EXTRACTED INFORMATION.

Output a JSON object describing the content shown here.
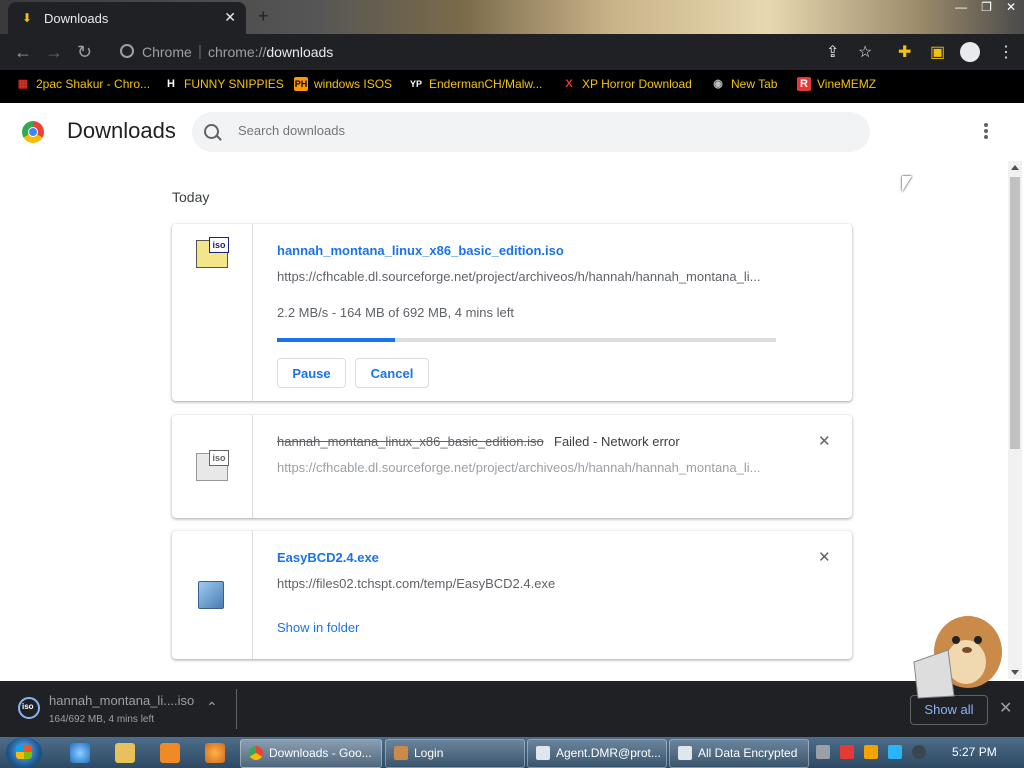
{
  "browser": {
    "tab_title": "Downloads",
    "tab_close": "✕",
    "new_tab": "+",
    "window_controls": [
      "—",
      "❐",
      "✕"
    ],
    "omnibox_site": "Chrome",
    "omnibox_url_prefix": "chrome://",
    "omnibox_url_path": "downloads"
  },
  "bookmarks": [
    {
      "label": "2pac Shakur - Chro...",
      "icon": "folder-icon",
      "glyph": "▦",
      "color": "#d93025"
    },
    {
      "label": "FUNNY SNIPPIES",
      "icon": "h-icon",
      "glyph": "H",
      "color": "#ffffff"
    },
    {
      "label": "windows ISOS",
      "icon": "ph-icon",
      "glyph": "PH",
      "color": "#ff9900"
    },
    {
      "label": "EndermanCH/Malw...",
      "icon": "yp-icon",
      "glyph": "YP",
      "color": "#ffffff"
    },
    {
      "label": "XP Horror Download",
      "icon": "x-icon",
      "glyph": "X",
      "color": "#e53935"
    },
    {
      "label": "New Tab",
      "icon": "globe-icon",
      "glyph": "◉",
      "color": "#bdbdbd"
    },
    {
      "label": "VineMEMZ",
      "icon": "r-icon",
      "glyph": "R",
      "color": "#e53935"
    }
  ],
  "page": {
    "title": "Downloads",
    "search_placeholder": "Search downloads",
    "section_date": "Today"
  },
  "downloads": [
    {
      "filename": "hannah_montana_linux_x86_basic_edition.iso",
      "url": "https://cfhcable.dl.sourceforge.net/project/archiveos/h/hannah/hannah_montana_li...",
      "status": "2.2 MB/s - 164 MB of 692 MB, 4 mins left",
      "progress_fraction": 0.237,
      "pause_label": "Pause",
      "cancel_label": "Cancel"
    },
    {
      "filename": "hannah_montana_linux_x86_basic_edition.iso",
      "failed_label": "Failed - Network error",
      "url": "https://cfhcable.dl.sourceforge.net/project/archiveos/h/hannah/hannah_montana_li...",
      "remove": "✕"
    },
    {
      "filename": "EasyBCD2.4.exe",
      "url": "https://files02.tchspt.com/temp/EasyBCD2.4.exe",
      "link_label": "Show in folder",
      "remove": "✕"
    }
  ],
  "shelf": {
    "filename": "hannah_montana_li....iso",
    "progress": "164/692 MB, 4 mins left",
    "chevron": "⌃",
    "show_all": "Show all",
    "close": "✕"
  },
  "taskbar": {
    "items": [
      {
        "label": "Downloads - Goo...",
        "icon": "chrome-icon",
        "active": true
      },
      {
        "label": "Login",
        "icon": "app-icon",
        "active": false
      },
      {
        "label": "Agent.DMR@prot...",
        "icon": "window-icon",
        "active": false
      },
      {
        "label": "All Data Encrypted",
        "icon": "window-icon",
        "active": false
      }
    ],
    "clock": "5:27 PM"
  }
}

PROBLEM TO WORK ON. Only the number should be given: how many lines of the data contain the word "folder"?

RESPONSE BELOW. 2